Transcribe the entries that follow, word for word.

» **Records for processing**
========
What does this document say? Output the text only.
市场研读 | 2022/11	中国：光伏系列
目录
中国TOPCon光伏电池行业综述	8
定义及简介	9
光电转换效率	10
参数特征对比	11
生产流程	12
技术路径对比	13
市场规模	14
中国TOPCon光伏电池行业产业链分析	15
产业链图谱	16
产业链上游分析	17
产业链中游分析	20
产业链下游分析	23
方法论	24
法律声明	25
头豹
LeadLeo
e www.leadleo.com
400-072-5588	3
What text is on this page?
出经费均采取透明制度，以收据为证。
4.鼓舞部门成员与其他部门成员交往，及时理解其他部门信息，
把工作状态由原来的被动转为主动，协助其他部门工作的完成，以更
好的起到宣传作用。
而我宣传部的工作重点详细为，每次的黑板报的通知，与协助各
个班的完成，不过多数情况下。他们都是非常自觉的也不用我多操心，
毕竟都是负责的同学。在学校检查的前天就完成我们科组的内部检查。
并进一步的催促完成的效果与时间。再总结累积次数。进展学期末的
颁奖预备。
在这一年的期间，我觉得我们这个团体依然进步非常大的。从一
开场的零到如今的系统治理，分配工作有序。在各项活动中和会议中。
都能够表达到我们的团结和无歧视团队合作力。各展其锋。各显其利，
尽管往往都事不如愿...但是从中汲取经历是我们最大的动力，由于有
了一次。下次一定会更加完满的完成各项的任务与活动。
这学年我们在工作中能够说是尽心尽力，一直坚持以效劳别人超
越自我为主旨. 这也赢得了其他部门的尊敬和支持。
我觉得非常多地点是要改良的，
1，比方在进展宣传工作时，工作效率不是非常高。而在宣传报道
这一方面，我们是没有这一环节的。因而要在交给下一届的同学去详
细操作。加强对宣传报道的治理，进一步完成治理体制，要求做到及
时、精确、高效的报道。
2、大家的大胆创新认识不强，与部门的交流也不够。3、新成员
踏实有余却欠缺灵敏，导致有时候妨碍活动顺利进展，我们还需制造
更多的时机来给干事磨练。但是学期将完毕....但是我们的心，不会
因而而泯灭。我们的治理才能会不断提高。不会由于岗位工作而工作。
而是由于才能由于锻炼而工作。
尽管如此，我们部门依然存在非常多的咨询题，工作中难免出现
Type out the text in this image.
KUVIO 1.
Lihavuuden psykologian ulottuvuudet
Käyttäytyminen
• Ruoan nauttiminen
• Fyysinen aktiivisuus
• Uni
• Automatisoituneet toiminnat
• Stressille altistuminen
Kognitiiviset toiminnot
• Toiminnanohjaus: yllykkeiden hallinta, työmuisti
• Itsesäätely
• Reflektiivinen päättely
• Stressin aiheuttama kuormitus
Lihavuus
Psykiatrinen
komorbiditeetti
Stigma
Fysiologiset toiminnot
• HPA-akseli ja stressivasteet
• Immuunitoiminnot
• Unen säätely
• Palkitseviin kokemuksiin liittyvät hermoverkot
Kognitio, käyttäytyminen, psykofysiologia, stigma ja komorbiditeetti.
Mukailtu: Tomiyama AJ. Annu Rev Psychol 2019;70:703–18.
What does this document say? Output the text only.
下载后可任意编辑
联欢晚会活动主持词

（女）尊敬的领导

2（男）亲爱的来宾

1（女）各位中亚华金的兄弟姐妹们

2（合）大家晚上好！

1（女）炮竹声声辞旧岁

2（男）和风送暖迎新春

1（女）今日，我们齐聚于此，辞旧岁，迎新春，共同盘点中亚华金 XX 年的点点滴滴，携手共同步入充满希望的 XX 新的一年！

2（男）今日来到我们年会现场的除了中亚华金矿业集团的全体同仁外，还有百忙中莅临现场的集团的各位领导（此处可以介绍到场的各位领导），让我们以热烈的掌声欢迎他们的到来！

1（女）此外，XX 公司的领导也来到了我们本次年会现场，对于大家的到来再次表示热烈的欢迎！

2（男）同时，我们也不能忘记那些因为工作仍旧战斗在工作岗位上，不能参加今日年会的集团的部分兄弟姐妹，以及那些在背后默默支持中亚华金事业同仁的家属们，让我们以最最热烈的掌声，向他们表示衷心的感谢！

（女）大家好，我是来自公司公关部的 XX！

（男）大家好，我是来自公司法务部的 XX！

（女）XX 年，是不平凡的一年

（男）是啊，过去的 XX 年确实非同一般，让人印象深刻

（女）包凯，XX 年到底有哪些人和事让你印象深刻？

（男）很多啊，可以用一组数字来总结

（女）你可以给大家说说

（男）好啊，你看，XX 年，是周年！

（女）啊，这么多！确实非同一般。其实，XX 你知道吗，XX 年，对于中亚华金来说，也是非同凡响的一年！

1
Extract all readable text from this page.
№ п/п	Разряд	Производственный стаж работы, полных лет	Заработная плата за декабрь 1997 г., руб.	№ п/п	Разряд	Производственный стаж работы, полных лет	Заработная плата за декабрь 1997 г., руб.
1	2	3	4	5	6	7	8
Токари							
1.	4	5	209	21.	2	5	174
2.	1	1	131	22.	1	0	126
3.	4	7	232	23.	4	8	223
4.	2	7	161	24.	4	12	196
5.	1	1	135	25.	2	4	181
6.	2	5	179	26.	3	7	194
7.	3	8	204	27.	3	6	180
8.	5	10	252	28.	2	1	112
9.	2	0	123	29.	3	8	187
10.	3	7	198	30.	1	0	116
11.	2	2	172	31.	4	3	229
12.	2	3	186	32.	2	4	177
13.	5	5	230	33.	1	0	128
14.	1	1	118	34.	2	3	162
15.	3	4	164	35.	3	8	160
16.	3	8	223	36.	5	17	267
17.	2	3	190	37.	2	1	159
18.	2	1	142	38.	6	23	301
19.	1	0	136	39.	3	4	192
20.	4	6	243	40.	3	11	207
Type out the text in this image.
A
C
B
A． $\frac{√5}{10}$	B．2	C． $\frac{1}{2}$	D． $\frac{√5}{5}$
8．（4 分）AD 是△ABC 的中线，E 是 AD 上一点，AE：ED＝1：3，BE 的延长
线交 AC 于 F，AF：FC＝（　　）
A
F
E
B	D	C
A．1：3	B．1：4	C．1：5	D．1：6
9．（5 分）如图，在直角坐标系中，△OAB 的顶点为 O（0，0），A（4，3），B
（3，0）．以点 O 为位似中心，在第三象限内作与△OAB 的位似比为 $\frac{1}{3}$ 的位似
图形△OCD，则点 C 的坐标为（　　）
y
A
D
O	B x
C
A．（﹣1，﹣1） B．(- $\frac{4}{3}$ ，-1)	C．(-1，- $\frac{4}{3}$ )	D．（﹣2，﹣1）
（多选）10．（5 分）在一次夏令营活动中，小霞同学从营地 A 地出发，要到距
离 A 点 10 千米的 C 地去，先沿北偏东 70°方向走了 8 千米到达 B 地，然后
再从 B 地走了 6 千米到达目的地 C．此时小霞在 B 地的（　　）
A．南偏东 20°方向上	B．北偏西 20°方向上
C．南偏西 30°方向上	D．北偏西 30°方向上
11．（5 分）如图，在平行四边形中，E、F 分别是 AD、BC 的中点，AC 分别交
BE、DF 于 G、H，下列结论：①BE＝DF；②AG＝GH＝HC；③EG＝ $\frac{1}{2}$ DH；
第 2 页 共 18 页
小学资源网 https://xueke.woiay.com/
========
» **Task output**
What does this document say? Output the text only.
市场研读 | 2022/11	中国：光伏系列
目录
中国TOPCon光伏电池行业综述	8
定义及简介	9
光电转换效率	10
参数特征对比	11
生产流程	12
技术路径对比	13
市场规模	14
中国TOPCon光伏电池行业产业链分析	15
产业链图谱	16
产业链上游分析	17
产业链中游分析	20
产业链下游分析	23
方法论	24
法律声明	25
头豹
LeadLeo
e www.leadleo.com
400-072-5588	3
What text is on this page?
出经费均采取透明制度，以收据为证。
4.鼓舞部门成员与其他部门成员交往，及时理解其他部门信息，
把工作状态由原来的被动转为主动，协助其他部门工作的完成，以更
好的起到宣传作用。
而我宣传部的工作重点详细为，每次的黑板报的通知，与协助各
个班的完成，不过多数情况下。他们都是非常自觉的也不用我多操心，
毕竟都是负责的同学。在学校检查的前天就完成我们科组的内部检查。
并进一步的催促完成的效果与时间。再总结累积次数。进展学期末的
颁奖预备。
在这一年的期间，我觉得我们这个团体依然进步非常大的。从一
开场的零到如今的系统治理，分配工作有序。在各项活动中和会议中。
都能够表达到我们的团结和无歧视团队合作力。各展其锋。各显其利，
尽管往往都事不如愿...但是从中汲取经历是我们最大的动力，由于有
了一次。下次一定会更加完满的完成各项的任务与活动。
这学年我们在工作中能够说是尽心尽力，一直坚持以效劳别人超
越自我为主旨. 这也赢得了其他部门的尊敬和支持。
我觉得非常多地点是要改良的，
1，比方在进展宣传工作时，工作效率不是非常高。而在宣传报道
这一方面，我们是没有这一环节的。因而要在交给下一届的同学去详
细操作。加强对宣传报道的治理，进一步完成治理体制，要求做到及
时、精确、高效的报道。
2、大家的大胆创新认识不强，与部门的交流也不够。3、新成员
踏实有余却欠缺灵敏，导致有时候妨碍活动顺利进展，我们还需制造
更多的时机来给干事磨练。但是学期将完毕....但是我们的心，不会
因而而泯灭。我们的治理才能会不断提高。不会由于岗位工作而工作。
而是由于才能由于锻炼而工作。
尽管如此，我们部门依然存在非常多的咨询题，工作中难免出现
Type out the text in this image.
KUVIO 1.
Lihavuuden psykologian ulottuvuudet
Käyttäytyminen
• Ruoan nauttiminen
• Fyysinen aktiivisuus
• Uni
• Automatisoituneet toiminnat
• Stressille altistuminen
Kognitiiviset toiminnot
• Toiminnanohjaus: yllykkeiden hallinta, työmuisti
• Itsesäätely
• Reflektiivinen päättely
• Stressin aiheuttama kuormitus
Lihavuus
Psykiatrinen
komorbiditeetti
Stigma
Fysiologiset toiminnot
• HPA-akseli ja stressivasteet
• Immuunitoiminnot
• Unen säätely
• Palkitseviin kokemuksiin liittyvät hermoverkot
Kognitio, käyttäytyminen, psykofysiologia, stigma ja komorbiditeetti.
Mukailtu: Tomiyama AJ. Annu Rev Psychol 2019;70:703–18.
What does this document say? Output the text only.
下载后可任意编辑
联欢晚会活动主持词

（女）尊敬的领导

2（男）亲爱的来宾

1（女）各位中亚华金的兄弟姐妹们

2（合）大家晚上好！

1（女）炮竹声声辞旧岁

2（男）和风送暖迎新春

1（女）今日，我们齐聚于此，辞旧岁，迎新春，共同盘点中亚华金 XX 年的点点滴滴，携手共同步入充满希望的 XX 新的一年！

2（男）今日来到我们年会现场的除了中亚华金矿业集团的全体同仁外，还有百忙中莅临现场的集团的各位领导（此处可以介绍到场的各位领导），让我们以热烈的掌声欢迎他们的到来！

1（女）此外，XX 公司的领导也来到了我们本次年会现场，对于大家的到来再次表示热烈的欢迎！

2（男）同时，我们也不能忘记那些因为工作仍旧战斗在工作岗位上，不能参加今日年会的集团的部分兄弟姐妹，以及那些在背后默默支持中亚华金事业同仁的家属们，让我们以最最热烈的掌声，向他们表示衷心的感谢！

（女）大家好，我是来自公司公关部的 XX！

（男）大家好，我是来自公司法务部的 XX！

（女）XX 年，是不平凡的一年

（男）是啊，过去的 XX 年确实非同一般，让人印象深刻

（女）包凯，XX 年到底有哪些人和事让你印象深刻？

（男）很多啊，可以用一组数字来总结

（女）你可以给大家说说

（男）好啊，你看，XX 年，是周年！

（女）啊，这么多！确实非同一般。其实，XX 你知道吗，XX 年，对于中亚华金来说，也是非同凡响的一年！

1
Extract all readable text from this page.
№ п/п	Разряд	Производственный стаж работы, полных лет	Заработная плата за декабрь 1997 г., руб.	№ п/п	Разряд	Производственный стаж работы, полных лет	Заработная плата за декабрь 1997 г., руб.
1	2	3	4	5	6	7	8
Токари							
1.	4	5	209	21.	2	5	174
2.	1	1	131	22.	1	0	126
3.	4	7	232	23.	4	8	223
4.	2	7	161	24.	4	12	196
5.	1	1	135	25.	2	4	181
6.	2	5	179	26.	3	7	194
7.	3	8	204	27.	3	6	180
8.	5	10	252	28.	2	1	112
9.	2	0	123	29.	3	8	187
10.	3	7	198	30.	1	0	116
11.	2	2	172	31.	4	3	229
12.	2	3	186	32.	2	4	177
13.	5	5	230	33.	1	0	128
14.	1	1	118	34.	2	3	162
15.	3	4	164	35.	3	8	160
16.	3	8	223	36.	5	17	267
17.	2	3	190	37.	2	1	159
18.	2	1	142	38.	6	23	301
19.	1	0	136	39.	3	4	192
20.	4	6	243	40.	3	11	207
Type out the text in this image.
A
C
B
A． $\frac{√5}{10}$	B．2	C． $\frac{1}{2}$	D． $\frac{√5}{5}$
8．（4 分）AD 是△ABC 的中线，E 是 AD 上一点，AE：ED＝1：3，BE 的延长
线交 AC 于 F，AF：FC＝（　　）
A
F
E
B	D	C
A．1：3	B．1：4	C．1：5	D．1：6
9．（5 分）如图，在直角坐标系中，△OAB 的顶点为 O（0，0），A（4，3），B
（3，0）．以点 O 为位似中心，在第三象限内作与△OAB 的位似比为 $\frac{1}{3}$ 的位似
图形△OCD，则点 C 的坐标为（　　）
y
A
D
O	B x
C
A．（﹣1，﹣1） B．(- $\frac{4}{3}$ ，-1)	C．(-1，- $\frac{4}{3}$ )	D．（﹣2，﹣1）
（多选）10．（5 分）在一次夏令营活动中，小霞同学从营地 A 地出发，要到距
离 A 点 10 千米的 C 地去，先沿北偏东 70°方向走了 8 千米到达 B 地，然后
再从 B 地走了 6 千米到达目的地 C．此时小霞在 B 地的（　　）
A．南偏东 20°方向上	B．北偏西 20°方向上
C．南偏西 30°方向上	D．北偏西 30°方向上
11．（5 分）如图，在平行四边形中，E、F 分别是 AD、BC 的中点，AC 分别交
BE、DF 于 G、H，下列结论：①BE＝DF；②AG＝GH＝HC；③EG＝ $\frac{1}{2}$ DH；
第 2 页 共 18 页
小学资源网 https://xueke.woiay.com/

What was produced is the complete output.